◆ Supplied material ◆
--------

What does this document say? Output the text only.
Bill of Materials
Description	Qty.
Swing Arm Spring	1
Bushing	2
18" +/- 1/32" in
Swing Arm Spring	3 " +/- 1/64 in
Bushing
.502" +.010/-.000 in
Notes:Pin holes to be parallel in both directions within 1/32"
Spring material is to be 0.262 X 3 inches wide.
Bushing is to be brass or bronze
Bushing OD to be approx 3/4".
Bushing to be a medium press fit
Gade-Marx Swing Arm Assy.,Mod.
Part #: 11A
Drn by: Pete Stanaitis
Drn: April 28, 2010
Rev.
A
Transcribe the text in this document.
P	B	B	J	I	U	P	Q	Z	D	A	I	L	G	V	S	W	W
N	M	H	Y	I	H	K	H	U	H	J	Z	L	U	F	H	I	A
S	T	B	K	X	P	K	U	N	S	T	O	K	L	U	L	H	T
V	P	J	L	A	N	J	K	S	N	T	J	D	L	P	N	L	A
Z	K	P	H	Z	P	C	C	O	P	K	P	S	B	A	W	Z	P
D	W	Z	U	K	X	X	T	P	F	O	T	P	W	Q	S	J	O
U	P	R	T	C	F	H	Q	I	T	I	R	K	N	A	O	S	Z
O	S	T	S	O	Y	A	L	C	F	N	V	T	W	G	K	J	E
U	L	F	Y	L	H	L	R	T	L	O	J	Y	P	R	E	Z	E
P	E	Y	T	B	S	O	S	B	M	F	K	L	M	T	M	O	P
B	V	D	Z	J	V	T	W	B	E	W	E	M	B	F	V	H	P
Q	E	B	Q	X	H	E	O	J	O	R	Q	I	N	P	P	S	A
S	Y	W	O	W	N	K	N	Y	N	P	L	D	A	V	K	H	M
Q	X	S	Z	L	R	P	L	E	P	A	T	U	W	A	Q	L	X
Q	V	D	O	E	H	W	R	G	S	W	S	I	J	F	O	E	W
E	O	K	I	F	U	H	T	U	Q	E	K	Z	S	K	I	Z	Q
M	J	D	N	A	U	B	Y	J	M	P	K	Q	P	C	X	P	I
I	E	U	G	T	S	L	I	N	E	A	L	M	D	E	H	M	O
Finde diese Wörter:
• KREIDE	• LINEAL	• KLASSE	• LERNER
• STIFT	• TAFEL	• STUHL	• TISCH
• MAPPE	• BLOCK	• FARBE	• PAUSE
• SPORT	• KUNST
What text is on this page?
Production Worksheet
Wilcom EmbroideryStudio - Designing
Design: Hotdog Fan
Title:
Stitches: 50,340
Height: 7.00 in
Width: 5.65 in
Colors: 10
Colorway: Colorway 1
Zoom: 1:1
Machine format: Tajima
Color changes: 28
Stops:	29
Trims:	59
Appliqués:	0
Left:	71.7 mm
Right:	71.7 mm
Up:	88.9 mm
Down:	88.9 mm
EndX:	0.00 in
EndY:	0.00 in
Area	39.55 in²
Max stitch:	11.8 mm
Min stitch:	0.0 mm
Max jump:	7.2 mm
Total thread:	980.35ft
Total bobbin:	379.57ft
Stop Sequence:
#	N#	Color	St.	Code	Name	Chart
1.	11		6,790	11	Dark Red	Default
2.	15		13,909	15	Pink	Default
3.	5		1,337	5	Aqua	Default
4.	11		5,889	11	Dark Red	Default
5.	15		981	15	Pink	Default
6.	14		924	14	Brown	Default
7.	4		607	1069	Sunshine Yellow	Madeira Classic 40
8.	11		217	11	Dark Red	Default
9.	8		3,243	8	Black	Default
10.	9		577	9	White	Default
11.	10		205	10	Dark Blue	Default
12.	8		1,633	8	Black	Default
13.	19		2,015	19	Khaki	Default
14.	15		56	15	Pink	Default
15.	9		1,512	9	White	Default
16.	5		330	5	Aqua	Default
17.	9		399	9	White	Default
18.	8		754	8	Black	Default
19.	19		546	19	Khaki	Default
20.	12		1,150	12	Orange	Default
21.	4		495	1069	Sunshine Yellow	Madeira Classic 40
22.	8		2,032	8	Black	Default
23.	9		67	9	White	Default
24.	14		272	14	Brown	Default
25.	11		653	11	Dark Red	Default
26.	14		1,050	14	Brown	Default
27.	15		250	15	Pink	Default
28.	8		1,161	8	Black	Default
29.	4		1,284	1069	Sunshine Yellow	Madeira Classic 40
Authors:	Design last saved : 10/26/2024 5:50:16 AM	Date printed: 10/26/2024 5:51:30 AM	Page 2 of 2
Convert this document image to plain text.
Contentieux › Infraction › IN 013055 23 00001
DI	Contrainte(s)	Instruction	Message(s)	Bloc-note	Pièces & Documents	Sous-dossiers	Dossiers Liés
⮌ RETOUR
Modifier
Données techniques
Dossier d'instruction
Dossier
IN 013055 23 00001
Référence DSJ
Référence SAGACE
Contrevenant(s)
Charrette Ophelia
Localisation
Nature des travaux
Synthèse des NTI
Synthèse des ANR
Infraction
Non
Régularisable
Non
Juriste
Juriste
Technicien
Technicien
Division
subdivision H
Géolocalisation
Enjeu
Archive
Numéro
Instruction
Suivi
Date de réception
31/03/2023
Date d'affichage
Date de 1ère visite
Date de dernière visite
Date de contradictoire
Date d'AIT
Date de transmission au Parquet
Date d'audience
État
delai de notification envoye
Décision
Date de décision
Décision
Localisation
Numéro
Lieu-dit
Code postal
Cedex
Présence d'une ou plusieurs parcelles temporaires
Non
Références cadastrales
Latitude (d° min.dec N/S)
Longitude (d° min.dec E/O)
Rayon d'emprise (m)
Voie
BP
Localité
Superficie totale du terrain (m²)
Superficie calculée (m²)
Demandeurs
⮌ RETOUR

--------

Search the data above for lines holding "Sunshine" and copy each of them.

7.	4		607	1069	Sunshine Yellow	Madeira Classic 40
21.	4		495	1069	Sunshine Yellow	Madeira Classic 40
29.	4		1,284	1069	Sunshine Yellow	Madeira Classic 40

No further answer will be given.